* _Exercise inputs_:

((

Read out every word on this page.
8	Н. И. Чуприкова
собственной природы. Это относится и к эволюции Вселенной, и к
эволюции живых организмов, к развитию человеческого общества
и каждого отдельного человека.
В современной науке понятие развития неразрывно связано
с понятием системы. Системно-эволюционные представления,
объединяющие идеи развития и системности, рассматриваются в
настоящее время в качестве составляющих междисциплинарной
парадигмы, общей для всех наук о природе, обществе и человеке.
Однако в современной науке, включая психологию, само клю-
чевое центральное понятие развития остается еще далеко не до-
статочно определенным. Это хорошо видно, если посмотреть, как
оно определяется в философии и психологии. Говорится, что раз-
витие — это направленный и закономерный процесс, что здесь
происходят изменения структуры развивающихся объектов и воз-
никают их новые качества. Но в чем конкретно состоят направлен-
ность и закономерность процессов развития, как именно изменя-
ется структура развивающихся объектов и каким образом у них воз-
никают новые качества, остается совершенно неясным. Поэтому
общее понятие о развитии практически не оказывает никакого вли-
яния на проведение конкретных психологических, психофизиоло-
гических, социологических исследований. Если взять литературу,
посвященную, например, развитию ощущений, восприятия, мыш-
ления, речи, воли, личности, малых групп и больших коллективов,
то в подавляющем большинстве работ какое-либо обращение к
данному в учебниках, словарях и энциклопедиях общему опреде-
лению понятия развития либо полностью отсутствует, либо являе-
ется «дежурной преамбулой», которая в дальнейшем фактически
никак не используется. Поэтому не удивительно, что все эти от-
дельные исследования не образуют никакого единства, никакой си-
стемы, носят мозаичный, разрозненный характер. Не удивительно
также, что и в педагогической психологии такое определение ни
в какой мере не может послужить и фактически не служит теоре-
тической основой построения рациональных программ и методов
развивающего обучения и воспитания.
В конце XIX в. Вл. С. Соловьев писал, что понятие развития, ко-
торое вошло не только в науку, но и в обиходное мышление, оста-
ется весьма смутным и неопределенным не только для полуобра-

))

* _Work instructions_: Output every line above without altering anything.

* _Written response_:
Read out every word on this page.
8	Н. И. Чуприкова
собственной природы. Это относится и к эволюции Вселенной, и к
эволюции живых организмов, к развитию человеческого общества
и каждого отдельного человека.
В современной науке понятие развития неразрывно связано
с понятием системы. Системно-эволюционные представления,
объединяющие идеи развития и системности, рассматриваются в
настоящее время в качестве составляющих междисциплинарной
парадигмы, общей для всех наук о природе, обществе и человеке.
Однако в современной науке, включая психологию, само клю-
чевое центральное понятие развития остается еще далеко не до-
статочно определенным. Это хорошо видно, если посмотреть, как
оно определяется в философии и психологии. Говорится, что раз-
витие — это направленный и закономерный процесс, что здесь
происходят изменения структуры развивающихся объектов и воз-
никают их новые качества. Но в чем конкретно состоят направлен-
ность и закономерность процессов развития, как именно изменя-
ется структура развивающихся объектов и каким образом у них воз-
никают новые качества, остается совершенно неясным. Поэтому
общее понятие о развитии практически не оказывает никакого вли-
яния на проведение конкретных психологических, психофизиоло-
гических, социологических исследований. Если взять литературу,
посвященную, например, развитию ощущений, восприятия, мыш-
ления, речи, воли, личности, малых групп и больших коллективов,
то в подавляющем большинстве работ какое-либо обращение к
данному в учебниках, словарях и энциклопедиях общему опреде-
лению понятия развития либо полностью отсутствует, либо являе-
ется «дежурной преамбулой», которая в дальнейшем фактически
никак не используется. Поэтому не удивительно, что все эти от-
дельные исследования не образуют никакого единства, никакой си-
стемы, носят мозаичный, разрозненный характер. Не удивительно
также, что и в педагогической психологии такое определение ни
в какой мере не может послужить и фактически не служит теоре-
тической основой построения рациональных программ и методов
развивающего обучения и воспитания.
В конце XIX в. Вл. С. Соловьев писал, что понятие развития, ко-
торое вошло не только в науку, но и в обиходное мышление, оста-
ется весьма смутным и неопределенным не только для полуобра-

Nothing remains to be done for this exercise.